Task
Return all lines that include the string "Buscar".
····················
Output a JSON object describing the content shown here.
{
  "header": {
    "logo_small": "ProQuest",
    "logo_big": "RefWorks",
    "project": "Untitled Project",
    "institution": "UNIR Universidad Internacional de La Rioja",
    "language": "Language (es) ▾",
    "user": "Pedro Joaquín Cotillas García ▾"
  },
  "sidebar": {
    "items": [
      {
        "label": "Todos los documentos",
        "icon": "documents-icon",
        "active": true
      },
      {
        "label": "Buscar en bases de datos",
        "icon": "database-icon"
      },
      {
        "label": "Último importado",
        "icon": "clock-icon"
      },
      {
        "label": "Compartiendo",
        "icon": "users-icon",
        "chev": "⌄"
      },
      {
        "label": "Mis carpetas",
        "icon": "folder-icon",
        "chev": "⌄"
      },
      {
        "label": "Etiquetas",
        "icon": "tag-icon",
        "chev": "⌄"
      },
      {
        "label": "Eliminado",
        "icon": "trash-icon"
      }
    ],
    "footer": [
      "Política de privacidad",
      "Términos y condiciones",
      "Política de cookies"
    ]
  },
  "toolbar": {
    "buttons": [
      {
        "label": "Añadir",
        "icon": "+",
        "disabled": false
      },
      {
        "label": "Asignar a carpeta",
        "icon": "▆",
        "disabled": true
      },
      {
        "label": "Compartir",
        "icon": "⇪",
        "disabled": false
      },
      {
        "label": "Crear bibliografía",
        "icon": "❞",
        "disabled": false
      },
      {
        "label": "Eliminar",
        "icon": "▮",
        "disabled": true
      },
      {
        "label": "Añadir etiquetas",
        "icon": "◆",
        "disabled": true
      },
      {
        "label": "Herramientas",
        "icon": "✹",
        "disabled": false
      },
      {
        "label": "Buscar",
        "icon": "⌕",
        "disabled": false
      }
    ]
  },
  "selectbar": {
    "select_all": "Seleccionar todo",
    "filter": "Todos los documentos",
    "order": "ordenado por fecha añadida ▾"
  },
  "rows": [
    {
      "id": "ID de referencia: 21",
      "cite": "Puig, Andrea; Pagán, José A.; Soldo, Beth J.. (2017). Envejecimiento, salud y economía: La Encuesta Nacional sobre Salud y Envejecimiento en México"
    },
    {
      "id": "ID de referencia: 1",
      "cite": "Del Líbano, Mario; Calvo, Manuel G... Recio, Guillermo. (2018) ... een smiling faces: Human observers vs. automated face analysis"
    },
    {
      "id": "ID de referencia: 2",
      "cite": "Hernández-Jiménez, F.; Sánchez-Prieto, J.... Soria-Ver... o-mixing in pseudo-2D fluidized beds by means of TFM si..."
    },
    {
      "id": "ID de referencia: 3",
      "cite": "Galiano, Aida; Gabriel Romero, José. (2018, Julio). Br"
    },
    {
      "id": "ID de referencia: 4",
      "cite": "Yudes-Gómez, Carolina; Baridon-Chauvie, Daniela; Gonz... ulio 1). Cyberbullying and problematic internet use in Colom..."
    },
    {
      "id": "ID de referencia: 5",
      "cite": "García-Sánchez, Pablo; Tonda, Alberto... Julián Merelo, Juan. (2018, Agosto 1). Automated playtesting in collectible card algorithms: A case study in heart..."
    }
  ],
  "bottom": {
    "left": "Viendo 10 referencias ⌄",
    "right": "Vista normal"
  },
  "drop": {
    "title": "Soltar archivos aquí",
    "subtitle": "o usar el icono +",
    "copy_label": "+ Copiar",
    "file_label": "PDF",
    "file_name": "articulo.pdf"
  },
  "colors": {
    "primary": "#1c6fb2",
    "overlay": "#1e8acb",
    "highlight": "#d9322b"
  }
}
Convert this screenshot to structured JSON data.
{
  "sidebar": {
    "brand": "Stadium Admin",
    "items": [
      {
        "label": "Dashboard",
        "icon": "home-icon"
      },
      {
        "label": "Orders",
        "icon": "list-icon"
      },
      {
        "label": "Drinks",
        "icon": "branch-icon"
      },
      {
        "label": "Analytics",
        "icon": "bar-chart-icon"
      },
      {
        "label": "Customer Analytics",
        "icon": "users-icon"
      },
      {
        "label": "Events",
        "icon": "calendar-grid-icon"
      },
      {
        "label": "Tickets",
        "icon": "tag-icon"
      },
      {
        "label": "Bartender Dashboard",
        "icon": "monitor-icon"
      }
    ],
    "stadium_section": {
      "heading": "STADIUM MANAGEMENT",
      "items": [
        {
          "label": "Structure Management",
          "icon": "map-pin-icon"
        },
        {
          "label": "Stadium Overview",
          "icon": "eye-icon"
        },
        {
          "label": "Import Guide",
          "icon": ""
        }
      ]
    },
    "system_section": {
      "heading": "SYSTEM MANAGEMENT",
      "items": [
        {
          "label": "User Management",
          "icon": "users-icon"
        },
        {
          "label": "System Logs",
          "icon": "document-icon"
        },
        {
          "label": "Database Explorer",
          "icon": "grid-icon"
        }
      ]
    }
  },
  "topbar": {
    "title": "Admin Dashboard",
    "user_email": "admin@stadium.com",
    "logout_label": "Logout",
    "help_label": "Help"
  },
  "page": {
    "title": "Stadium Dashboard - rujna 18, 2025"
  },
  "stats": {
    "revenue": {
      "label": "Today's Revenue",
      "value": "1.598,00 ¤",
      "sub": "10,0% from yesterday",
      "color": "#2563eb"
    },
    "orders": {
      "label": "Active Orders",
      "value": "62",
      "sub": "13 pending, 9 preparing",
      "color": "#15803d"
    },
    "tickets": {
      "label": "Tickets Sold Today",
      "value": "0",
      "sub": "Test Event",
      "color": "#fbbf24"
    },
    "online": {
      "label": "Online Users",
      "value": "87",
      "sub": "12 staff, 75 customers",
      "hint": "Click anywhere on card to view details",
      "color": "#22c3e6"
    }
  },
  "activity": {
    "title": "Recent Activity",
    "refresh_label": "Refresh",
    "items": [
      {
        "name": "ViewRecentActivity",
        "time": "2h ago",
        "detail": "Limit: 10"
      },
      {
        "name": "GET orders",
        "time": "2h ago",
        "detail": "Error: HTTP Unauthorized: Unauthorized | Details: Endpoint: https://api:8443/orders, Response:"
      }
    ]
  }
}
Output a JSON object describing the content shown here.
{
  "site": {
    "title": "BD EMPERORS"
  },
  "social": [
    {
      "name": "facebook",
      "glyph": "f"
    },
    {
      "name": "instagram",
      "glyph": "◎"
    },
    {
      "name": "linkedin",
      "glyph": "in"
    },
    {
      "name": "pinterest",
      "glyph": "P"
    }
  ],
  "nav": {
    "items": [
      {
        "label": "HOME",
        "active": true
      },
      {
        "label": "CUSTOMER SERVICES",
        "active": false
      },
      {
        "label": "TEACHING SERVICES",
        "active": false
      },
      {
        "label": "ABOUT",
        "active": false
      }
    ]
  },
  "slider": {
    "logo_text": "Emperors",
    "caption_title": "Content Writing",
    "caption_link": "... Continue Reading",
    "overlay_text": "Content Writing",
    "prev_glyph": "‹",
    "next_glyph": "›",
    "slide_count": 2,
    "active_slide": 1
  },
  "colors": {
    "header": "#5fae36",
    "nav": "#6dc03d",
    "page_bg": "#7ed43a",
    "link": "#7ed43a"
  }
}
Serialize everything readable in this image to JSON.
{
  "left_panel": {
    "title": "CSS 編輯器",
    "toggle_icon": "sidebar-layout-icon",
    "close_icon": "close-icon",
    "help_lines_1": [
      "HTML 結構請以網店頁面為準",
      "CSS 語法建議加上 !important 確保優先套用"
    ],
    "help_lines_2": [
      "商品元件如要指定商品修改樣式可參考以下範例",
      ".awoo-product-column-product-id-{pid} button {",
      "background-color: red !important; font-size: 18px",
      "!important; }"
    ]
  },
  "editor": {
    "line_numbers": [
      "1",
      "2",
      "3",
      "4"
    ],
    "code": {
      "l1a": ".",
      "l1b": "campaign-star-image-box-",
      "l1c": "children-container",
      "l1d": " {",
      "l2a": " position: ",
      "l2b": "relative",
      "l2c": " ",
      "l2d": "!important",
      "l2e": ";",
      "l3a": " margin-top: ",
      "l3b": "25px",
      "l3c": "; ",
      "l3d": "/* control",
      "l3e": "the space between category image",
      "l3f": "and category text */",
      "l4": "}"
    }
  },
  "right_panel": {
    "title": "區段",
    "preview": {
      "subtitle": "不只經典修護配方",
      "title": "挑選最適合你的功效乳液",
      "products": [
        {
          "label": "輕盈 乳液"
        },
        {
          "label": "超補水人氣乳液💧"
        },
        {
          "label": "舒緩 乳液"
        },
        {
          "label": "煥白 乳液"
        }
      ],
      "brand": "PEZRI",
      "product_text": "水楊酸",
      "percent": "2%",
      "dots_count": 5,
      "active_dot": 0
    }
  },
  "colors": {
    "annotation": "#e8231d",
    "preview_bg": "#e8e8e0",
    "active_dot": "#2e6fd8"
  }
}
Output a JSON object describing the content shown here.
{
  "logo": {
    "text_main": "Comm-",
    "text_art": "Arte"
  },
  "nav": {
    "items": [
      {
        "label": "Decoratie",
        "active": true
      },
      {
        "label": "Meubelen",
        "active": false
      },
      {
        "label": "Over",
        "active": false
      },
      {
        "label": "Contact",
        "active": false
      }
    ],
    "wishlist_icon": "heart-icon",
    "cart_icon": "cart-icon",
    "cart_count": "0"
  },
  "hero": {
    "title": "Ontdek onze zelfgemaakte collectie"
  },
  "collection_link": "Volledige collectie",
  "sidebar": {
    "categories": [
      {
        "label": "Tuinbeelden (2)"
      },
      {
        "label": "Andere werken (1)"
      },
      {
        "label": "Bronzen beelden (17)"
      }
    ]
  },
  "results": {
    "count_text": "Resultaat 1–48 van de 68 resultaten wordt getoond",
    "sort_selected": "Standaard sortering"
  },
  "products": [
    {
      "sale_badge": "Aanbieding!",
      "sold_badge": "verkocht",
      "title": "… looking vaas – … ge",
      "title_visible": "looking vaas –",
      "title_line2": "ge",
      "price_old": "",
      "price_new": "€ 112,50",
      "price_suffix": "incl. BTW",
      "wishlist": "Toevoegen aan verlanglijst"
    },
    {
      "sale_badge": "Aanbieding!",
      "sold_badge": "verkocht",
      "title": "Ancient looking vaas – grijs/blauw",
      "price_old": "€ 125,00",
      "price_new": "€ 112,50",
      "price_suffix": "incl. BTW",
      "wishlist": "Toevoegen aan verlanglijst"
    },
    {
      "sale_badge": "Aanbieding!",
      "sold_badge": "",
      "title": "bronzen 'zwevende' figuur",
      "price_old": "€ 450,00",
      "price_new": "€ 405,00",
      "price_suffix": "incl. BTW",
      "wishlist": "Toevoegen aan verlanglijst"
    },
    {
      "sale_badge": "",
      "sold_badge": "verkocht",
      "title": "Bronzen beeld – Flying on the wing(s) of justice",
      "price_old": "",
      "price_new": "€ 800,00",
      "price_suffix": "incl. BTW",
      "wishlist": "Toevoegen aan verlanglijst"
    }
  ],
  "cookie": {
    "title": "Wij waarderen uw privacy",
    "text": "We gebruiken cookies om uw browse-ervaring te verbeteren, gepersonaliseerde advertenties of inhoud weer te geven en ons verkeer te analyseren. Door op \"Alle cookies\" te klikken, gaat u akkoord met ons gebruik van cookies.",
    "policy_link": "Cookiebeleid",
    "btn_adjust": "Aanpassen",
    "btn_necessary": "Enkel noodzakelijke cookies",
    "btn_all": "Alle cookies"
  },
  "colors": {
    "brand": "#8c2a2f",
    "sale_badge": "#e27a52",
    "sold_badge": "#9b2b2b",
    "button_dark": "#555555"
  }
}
····················
Written response
        "label": "Buscar en bases de datos",
        "label": "Buscar",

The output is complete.